* **Questions to answer**:
1) In the passage on Nevada caregivers and dementia, what does Gay say the gathering is for? Answer in one to three sentences.
2) Write a continuation of the passage on Nevada caregivers and dementia, starting after its last sentence.

While statistics show one in six Nevadans over age 45 experience cognitive decline significant enough to interfere with daily activities, only half have spoken to their doctor about it.
"This is an opportunity to bring together people to share how to better serve those with dementia and cognitive impairment different from developmental disabilities and combat related trauma," Gay said. "The fact the state focused a committee to consider this speaks loudly."
Moderator Elizabeth Edgerly, Ph.D., Executive Director, Alzheimer’s Association Northern California and Northern Nevada chapter, told attendees, "You are not alone in this," thanking caregivers for sharing personal stories.
Thirteen caregivers and advocates across the state spoke of their personal experiences. Among them was Anna Olsen-Figueroa, Social Services Manager with ADSD, and a family caregiver. Olsen-Figueroa said the biggest problem she has experienced is that people do not know where to look for assistance. She said families choose to care for a loved one without help and support.

* **Data extract**:
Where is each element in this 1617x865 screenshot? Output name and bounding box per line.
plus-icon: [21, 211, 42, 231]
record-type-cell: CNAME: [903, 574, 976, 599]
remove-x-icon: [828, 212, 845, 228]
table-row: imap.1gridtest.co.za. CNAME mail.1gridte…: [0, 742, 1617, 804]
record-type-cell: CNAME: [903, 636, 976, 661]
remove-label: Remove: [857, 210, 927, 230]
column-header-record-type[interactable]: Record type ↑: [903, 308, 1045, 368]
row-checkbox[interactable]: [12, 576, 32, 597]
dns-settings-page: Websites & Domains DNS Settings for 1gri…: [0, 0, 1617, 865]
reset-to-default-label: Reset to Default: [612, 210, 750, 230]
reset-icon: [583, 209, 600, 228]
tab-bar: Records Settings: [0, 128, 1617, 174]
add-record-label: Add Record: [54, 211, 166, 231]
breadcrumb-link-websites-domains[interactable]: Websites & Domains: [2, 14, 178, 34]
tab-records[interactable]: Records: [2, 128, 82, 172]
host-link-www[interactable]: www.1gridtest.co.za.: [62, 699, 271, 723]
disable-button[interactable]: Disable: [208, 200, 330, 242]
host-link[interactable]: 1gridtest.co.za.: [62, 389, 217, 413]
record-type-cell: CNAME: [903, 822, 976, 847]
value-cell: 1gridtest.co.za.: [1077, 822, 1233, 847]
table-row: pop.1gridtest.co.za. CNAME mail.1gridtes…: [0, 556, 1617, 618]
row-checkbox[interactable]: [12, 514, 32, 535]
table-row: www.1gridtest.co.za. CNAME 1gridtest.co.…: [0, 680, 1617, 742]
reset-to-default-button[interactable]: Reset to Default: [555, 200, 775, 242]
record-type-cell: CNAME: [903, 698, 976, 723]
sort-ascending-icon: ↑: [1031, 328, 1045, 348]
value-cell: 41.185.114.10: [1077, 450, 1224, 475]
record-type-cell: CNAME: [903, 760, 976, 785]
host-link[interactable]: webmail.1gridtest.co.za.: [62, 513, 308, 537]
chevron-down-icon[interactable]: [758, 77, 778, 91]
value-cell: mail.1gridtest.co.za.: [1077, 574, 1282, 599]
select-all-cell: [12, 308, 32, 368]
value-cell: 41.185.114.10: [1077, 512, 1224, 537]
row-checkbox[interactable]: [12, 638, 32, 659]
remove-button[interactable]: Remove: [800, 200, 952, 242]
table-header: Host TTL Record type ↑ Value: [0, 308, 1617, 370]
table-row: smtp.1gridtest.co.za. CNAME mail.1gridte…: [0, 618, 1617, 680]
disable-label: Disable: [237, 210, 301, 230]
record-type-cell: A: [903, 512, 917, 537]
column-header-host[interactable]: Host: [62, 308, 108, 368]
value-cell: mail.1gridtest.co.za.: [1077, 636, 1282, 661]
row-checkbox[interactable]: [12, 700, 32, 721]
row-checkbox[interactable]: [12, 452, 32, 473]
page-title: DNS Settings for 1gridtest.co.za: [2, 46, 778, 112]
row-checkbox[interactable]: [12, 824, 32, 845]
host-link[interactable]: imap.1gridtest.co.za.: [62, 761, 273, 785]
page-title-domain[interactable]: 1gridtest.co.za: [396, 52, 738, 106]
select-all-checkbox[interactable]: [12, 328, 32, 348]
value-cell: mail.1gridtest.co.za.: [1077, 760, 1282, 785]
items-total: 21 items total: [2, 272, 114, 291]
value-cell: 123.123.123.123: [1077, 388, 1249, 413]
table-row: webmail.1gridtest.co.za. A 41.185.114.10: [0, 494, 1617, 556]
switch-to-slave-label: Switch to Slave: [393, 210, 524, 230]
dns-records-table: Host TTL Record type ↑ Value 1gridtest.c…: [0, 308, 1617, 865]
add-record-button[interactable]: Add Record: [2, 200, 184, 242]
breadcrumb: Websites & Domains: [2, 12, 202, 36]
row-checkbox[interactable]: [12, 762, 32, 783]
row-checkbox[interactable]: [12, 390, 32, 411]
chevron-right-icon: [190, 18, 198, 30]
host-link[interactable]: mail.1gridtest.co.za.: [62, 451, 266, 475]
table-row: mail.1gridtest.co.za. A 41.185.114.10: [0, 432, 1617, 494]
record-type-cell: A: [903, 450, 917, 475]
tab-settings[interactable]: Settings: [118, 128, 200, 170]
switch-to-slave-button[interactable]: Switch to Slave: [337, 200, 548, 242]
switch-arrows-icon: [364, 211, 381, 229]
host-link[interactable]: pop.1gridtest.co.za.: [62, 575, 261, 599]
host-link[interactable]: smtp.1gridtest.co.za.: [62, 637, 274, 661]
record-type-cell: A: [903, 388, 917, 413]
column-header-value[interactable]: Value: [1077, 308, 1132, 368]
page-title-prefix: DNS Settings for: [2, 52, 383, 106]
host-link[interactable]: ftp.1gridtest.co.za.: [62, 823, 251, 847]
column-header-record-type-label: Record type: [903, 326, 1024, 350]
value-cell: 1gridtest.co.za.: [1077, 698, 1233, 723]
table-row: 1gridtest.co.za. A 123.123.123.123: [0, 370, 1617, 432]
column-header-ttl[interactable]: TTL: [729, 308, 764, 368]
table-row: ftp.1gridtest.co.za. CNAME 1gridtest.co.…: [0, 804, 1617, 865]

* **Numbered answers**:
1) Gay calls it an opportunity to bring people together to share how to better serve those with dementia and cognitive impairment. Gay sets these conditions apart from developmental disabilities and combat-related trauma.

2)
"Families see it as their responsibility, but they also need to work," she said. "Taking time off to juggle family responsibility causes problems."
Figures show nearly 40 percent of Alzheimer’s and dementia caregivers in Nevada provide 20 or more hours of care per week, and nearly half provide care to their parent or parent-in-law. Olsen-Figueroa said "caregiving creates high job turnover" and those people are hard to replace.
Others testified the cost of caring for a loved one was difficult to afford. Recent data shows that in 2017, the lifetime cost of care for a person living with dementia was $341,840 – with 70 percent borne by families directly through out-of-pocket costs and the value of unpaid care.
Testimony taken will be used to develop bill drafts to provide better access to care and services. Caregivers and families can contact the Alzheimer’s Association 24/7 Helpline at 1 (800) 272-3900 or visit online at alz.org.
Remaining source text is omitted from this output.